[Dataset records]
----
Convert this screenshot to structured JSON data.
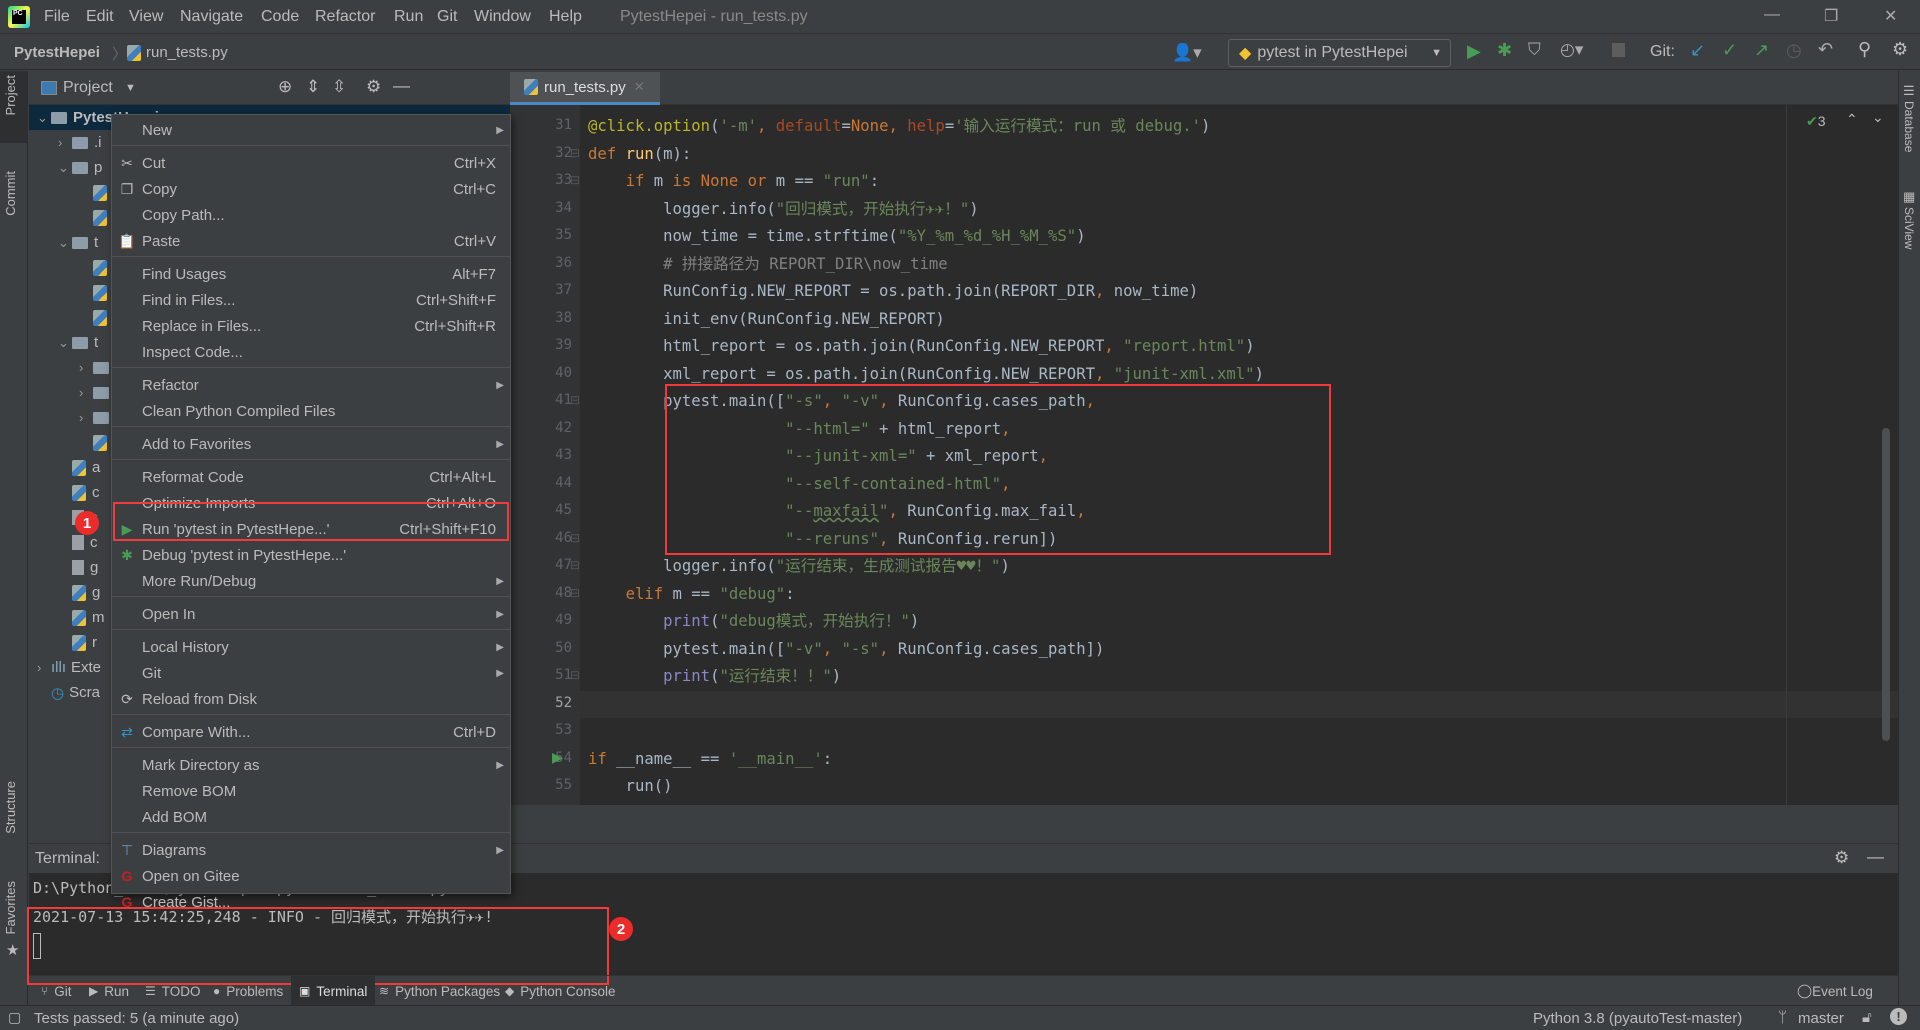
{
  "app": {
    "menu": [
      "File",
      "Edit",
      "View",
      "Navigate",
      "Code",
      "Refactor",
      "Run",
      "Git",
      "Window",
      "Help"
    ],
    "window_title": "PytestHepei - run_tests.py"
  },
  "nav": {
    "project": "PytestHepei",
    "file": "run_tests.py"
  },
  "toolbar": {
    "run_config": "pytest in PytestHepei",
    "git_label": "Git:",
    "icons": [
      "user-icon",
      "run-icon",
      "debug-icon",
      "coverage-icon",
      "profile-icon",
      "stop-icon",
      "git-update-icon",
      "git-commit-icon",
      "git-push-icon",
      "history-icon",
      "rollback-icon",
      "search-icon",
      "settings-icon"
    ]
  },
  "left_strip": {
    "project": "Project",
    "commit": "Commit",
    "structure": "Structure",
    "favorites": "Favorites"
  },
  "right_strip": {
    "database": "Database",
    "sciview": "SciView"
  },
  "project_panel": {
    "title": "Project",
    "tree": [
      {
        "label": "PytestHepei",
        "kind": "folder",
        "depth": 0,
        "open": true,
        "root": true
      },
      {
        "label": ".i",
        "kind": "folder",
        "depth": 1,
        "open": false
      },
      {
        "label": "p",
        "kind": "folder",
        "depth": 1,
        "open": true
      },
      {
        "label": "",
        "kind": "py",
        "depth": 2
      },
      {
        "label": "",
        "kind": "py",
        "depth": 2
      },
      {
        "label": "t",
        "kind": "folder",
        "depth": 1,
        "open": true
      },
      {
        "label": "",
        "kind": "py",
        "depth": 2
      },
      {
        "label": "",
        "kind": "py",
        "depth": 2
      },
      {
        "label": "",
        "kind": "py",
        "depth": 2
      },
      {
        "label": "t",
        "kind": "folder",
        "depth": 1,
        "open": true
      },
      {
        "label": "",
        "kind": "folder",
        "depth": 2,
        "open": false
      },
      {
        "label": "",
        "kind": "folder",
        "depth": 2,
        "open": false
      },
      {
        "label": "",
        "kind": "folder",
        "depth": 2,
        "open": false
      },
      {
        "label": "",
        "kind": "py",
        "depth": 2
      },
      {
        "label": "a",
        "kind": "py",
        "depth": 1
      },
      {
        "label": "c",
        "kind": "py",
        "depth": 1
      },
      {
        "label": "c",
        "kind": "txt",
        "depth": 1
      },
      {
        "label": "c",
        "kind": "txt",
        "depth": 1
      },
      {
        "label": "g",
        "kind": "txt",
        "depth": 1
      },
      {
        "label": "g",
        "kind": "py",
        "depth": 1
      },
      {
        "label": "m",
        "kind": "py",
        "depth": 1
      },
      {
        "label": "r",
        "kind": "py",
        "depth": 1
      },
      {
        "label": "Exte",
        "kind": "lib",
        "depth": 0,
        "open": false
      },
      {
        "label": "Scra",
        "kind": "scratch",
        "depth": 0
      }
    ]
  },
  "editor": {
    "tab": "run_tests.py",
    "inspections": "3",
    "current_line": 52,
    "lines": [
      {
        "n": 31,
        "t": [
          [
            "dec",
            "@click.option"
          ],
          [
            "d",
            "("
          ],
          [
            "s",
            "'-m'"
          ],
          [
            "kw",
            ", "
          ],
          [
            "ka",
            "default"
          ],
          [
            "d",
            "="
          ],
          [
            "kw",
            "None"
          ],
          [
            "kw",
            ", "
          ],
          [
            "ka",
            "help"
          ],
          [
            "d",
            "="
          ],
          [
            "s",
            "'输入运行模式：run 或 debug.'"
          ],
          [
            "d",
            ")"
          ]
        ]
      },
      {
        "n": 32,
        "t": [
          [
            "kw",
            "def "
          ],
          [
            "fn",
            "run"
          ],
          [
            "d",
            "(m):"
          ]
        ]
      },
      {
        "n": 33,
        "t": [
          [
            "d",
            "    "
          ],
          [
            "kw",
            "if "
          ],
          [
            "d",
            "m "
          ],
          [
            "kw",
            "is None or "
          ],
          [
            "d",
            "m == "
          ],
          [
            "s",
            "\"run\""
          ],
          [
            "d",
            ":"
          ]
        ]
      },
      {
        "n": 34,
        "t": [
          [
            "d",
            "        logger.info("
          ],
          [
            "s",
            "\"回归模式，开始执行✈✈！\""
          ],
          [
            "d",
            ")"
          ]
        ]
      },
      {
        "n": 35,
        "t": [
          [
            "d",
            "        now_time = time.strftime("
          ],
          [
            "s",
            "\"%Y_%m_%d_%H_%M_%S\""
          ],
          [
            "d",
            ")"
          ]
        ]
      },
      {
        "n": 36,
        "t": [
          [
            "d",
            "        "
          ],
          [
            "c",
            "# 拼接路径为 REPORT_DIR\\now_time"
          ]
        ]
      },
      {
        "n": 37,
        "t": [
          [
            "d",
            "        RunConfig.NEW_REPORT = os.path.join(REPORT_DIR"
          ],
          [
            "kw",
            ", "
          ],
          [
            "d",
            "now_time)"
          ]
        ]
      },
      {
        "n": 38,
        "t": [
          [
            "d",
            "        init_env(RunConfig.NEW_REPORT)"
          ]
        ]
      },
      {
        "n": 39,
        "t": [
          [
            "d",
            "        html_report = os.path.join(RunConfig.NEW_REPORT"
          ],
          [
            "kw",
            ", "
          ],
          [
            "s",
            "\"report.html\""
          ],
          [
            "d",
            ")"
          ]
        ]
      },
      {
        "n": 40,
        "t": [
          [
            "d",
            "        xml_report = os.path.join(RunConfig.NEW_REPORT"
          ],
          [
            "kw",
            ", "
          ],
          [
            "s",
            "\"junit-xml.xml\""
          ],
          [
            "d",
            ")"
          ]
        ]
      },
      {
        "n": 41,
        "t": [
          [
            "d",
            "        pytest.main(["
          ],
          [
            "s",
            "\"-s\""
          ],
          [
            "kw",
            ", "
          ],
          [
            "s",
            "\"-v\""
          ],
          [
            "kw",
            ", "
          ],
          [
            "d",
            "RunConfig.cases_path"
          ],
          [
            "kw",
            ","
          ]
        ]
      },
      {
        "n": 42,
        "t": [
          [
            "d",
            "                     "
          ],
          [
            "s",
            "\"--html=\""
          ],
          [
            "d",
            " + html_report"
          ],
          [
            "kw",
            ","
          ]
        ]
      },
      {
        "n": 43,
        "t": [
          [
            "d",
            "                     "
          ],
          [
            "s",
            "\"--junit-xml=\""
          ],
          [
            "d",
            " + xml_report"
          ],
          [
            "kw",
            ","
          ]
        ]
      },
      {
        "n": 44,
        "t": [
          [
            "d",
            "                     "
          ],
          [
            "s",
            "\"--self-contained-html\""
          ],
          [
            "kw",
            ","
          ]
        ]
      },
      {
        "n": 45,
        "t": [
          [
            "d",
            "                     "
          ],
          [
            "s",
            "\"--"
          ],
          [
            "s ul",
            "maxfail"
          ],
          [
            "s",
            "\""
          ],
          [
            "kw",
            ", "
          ],
          [
            "d",
            "RunConfig.max_fail"
          ],
          [
            "kw",
            ","
          ]
        ]
      },
      {
        "n": 46,
        "t": [
          [
            "d",
            "                     "
          ],
          [
            "s",
            "\"--reruns\""
          ],
          [
            "kw",
            ", "
          ],
          [
            "d",
            "RunConfig.rerun])"
          ]
        ]
      },
      {
        "n": 47,
        "t": [
          [
            "d",
            "        logger.info("
          ],
          [
            "s",
            "\"运行结束，生成测试报告♥♥！\""
          ],
          [
            "d",
            ")"
          ]
        ]
      },
      {
        "n": 48,
        "t": [
          [
            "d",
            "    "
          ],
          [
            "kw",
            "elif "
          ],
          [
            "d",
            "m == "
          ],
          [
            "s",
            "\"debug\""
          ],
          [
            "d",
            ":"
          ]
        ]
      },
      {
        "n": 49,
        "t": [
          [
            "d",
            "        "
          ],
          [
            "b",
            "print"
          ],
          [
            "d",
            "("
          ],
          [
            "s",
            "\"debug模式，开始执行！\""
          ],
          [
            "d",
            ")"
          ]
        ]
      },
      {
        "n": 50,
        "t": [
          [
            "d",
            "        pytest.main(["
          ],
          [
            "s",
            "\"-v\""
          ],
          [
            "kw",
            ", "
          ],
          [
            "s",
            "\"-s\""
          ],
          [
            "kw",
            ", "
          ],
          [
            "d",
            "RunConfig.cases_path])"
          ]
        ]
      },
      {
        "n": 51,
        "t": [
          [
            "d",
            "        "
          ],
          [
            "b",
            "print"
          ],
          [
            "d",
            "("
          ],
          [
            "s",
            "\"运行结束！！\""
          ],
          [
            "d",
            ")"
          ]
        ]
      },
      {
        "n": 52,
        "t": []
      },
      {
        "n": 53,
        "t": []
      },
      {
        "n": 54,
        "t": [
          [
            "kw",
            "if "
          ],
          [
            "d",
            "__name__ == "
          ],
          [
            "s",
            "'__main__'"
          ],
          [
            "d",
            ":"
          ]
        ]
      },
      {
        "n": 55,
        "t": [
          [
            "d",
            "    run()"
          ]
        ]
      }
    ]
  },
  "context_menu": {
    "items": [
      {
        "label": "New",
        "sub": true,
        "sep": true
      },
      {
        "label": "Cut",
        "shortcut": "Ctrl+X",
        "icon": "✂",
        "icon_name": "scissors-icon"
      },
      {
        "label": "Copy",
        "shortcut": "Ctrl+C",
        "icon": "❐",
        "icon_name": "copy-icon"
      },
      {
        "label": "Copy Path..."
      },
      {
        "label": "Paste",
        "shortcut": "Ctrl+V",
        "icon": "📋",
        "icon_name": "clipboard-icon",
        "sep": true
      },
      {
        "label": "Find Usages",
        "shortcut": "Alt+F7"
      },
      {
        "label": "Find in Files...",
        "shortcut": "Ctrl+Shift+F"
      },
      {
        "label": "Replace in Files...",
        "shortcut": "Ctrl+Shift+R"
      },
      {
        "label": "Inspect Code...",
        "sep": true
      },
      {
        "label": "Refactor",
        "sub": true
      },
      {
        "label": "Clean Python Compiled Files",
        "sep": true
      },
      {
        "label": "Add to Favorites",
        "sub": true,
        "sep": true
      },
      {
        "label": "Reformat Code",
        "shortcut": "Ctrl+Alt+L"
      },
      {
        "label": "Optimize Imports",
        "shortcut": "Ctrl+Alt+O"
      },
      {
        "label": "Run 'pytest in PytestHepe...'",
        "shortcut": "Ctrl+Shift+F10",
        "icon": "▶",
        "icon_name": "run-icon",
        "icon_color": "#499c54"
      },
      {
        "label": "Debug 'pytest in PytestHepe...'",
        "icon": "✱",
        "icon_name": "debug-icon",
        "icon_color": "#499c54"
      },
      {
        "label": "More Run/Debug",
        "sub": true,
        "sep": true
      },
      {
        "label": "Open In",
        "sub": true,
        "sep": true
      },
      {
        "label": "Local History",
        "sub": true
      },
      {
        "label": "Git",
        "sub": true
      },
      {
        "label": "Reload from Disk",
        "icon": "⟳",
        "icon_name": "reload-icon",
        "sep": true
      },
      {
        "label": "Compare With...",
        "shortcut": "Ctrl+D",
        "icon": "⇄",
        "icon_name": "compare-icon",
        "icon_color": "#3592c4",
        "sep": true
      },
      {
        "label": "Mark Directory as",
        "sub": true
      },
      {
        "label": "Remove BOM"
      },
      {
        "label": "Add BOM",
        "sep": true
      },
      {
        "label": "Diagrams",
        "sub": true,
        "icon": "⊤",
        "icon_name": "diagram-icon",
        "icon_color": "#6897bb"
      },
      {
        "label": "Open on Gitee",
        "icon": "G",
        "icon_name": "gitee-icon",
        "icon_color": "#c71d23"
      },
      {
        "label": "Create Gist...",
        "icon": "G",
        "icon_name": "gitee-icon",
        "icon_color": "#c71d23"
      }
    ]
  },
  "annotations": {
    "badge1": "1",
    "badge2": "2",
    "highlight_color": "#f23a3a"
  },
  "terminal": {
    "title": "Terminal:",
    "lines": [
      "D:\\Python_case\\PytestHepei>python run_tests.py",
      "2021-07-13 15:42:25,248 - INFO - 回归模式，开始执行✈✈!"
    ]
  },
  "bottom_tabs": [
    {
      "label": "Git",
      "icon": "git-icon"
    },
    {
      "label": "Run",
      "icon": "run-icon"
    },
    {
      "label": "TODO",
      "icon": "list-icon"
    },
    {
      "label": "Problems",
      "icon": "warning-icon"
    },
    {
      "label": "Terminal",
      "icon": "terminal-icon",
      "selected": true
    },
    {
      "label": "Python Packages",
      "icon": "layers-icon"
    },
    {
      "label": "Python Console",
      "icon": "python-icon"
    }
  ],
  "event_log": "Event Log",
  "status": {
    "tests": "Tests passed: 5 (a minute ago)",
    "interpreter": "Python 3.8 (pyautoTest-master)",
    "branch": "master"
  }
}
----
**GOAL**
Reply with nothing except the number of lines in the listing above that include "RunConfig".

**WORKED ANSWER**
8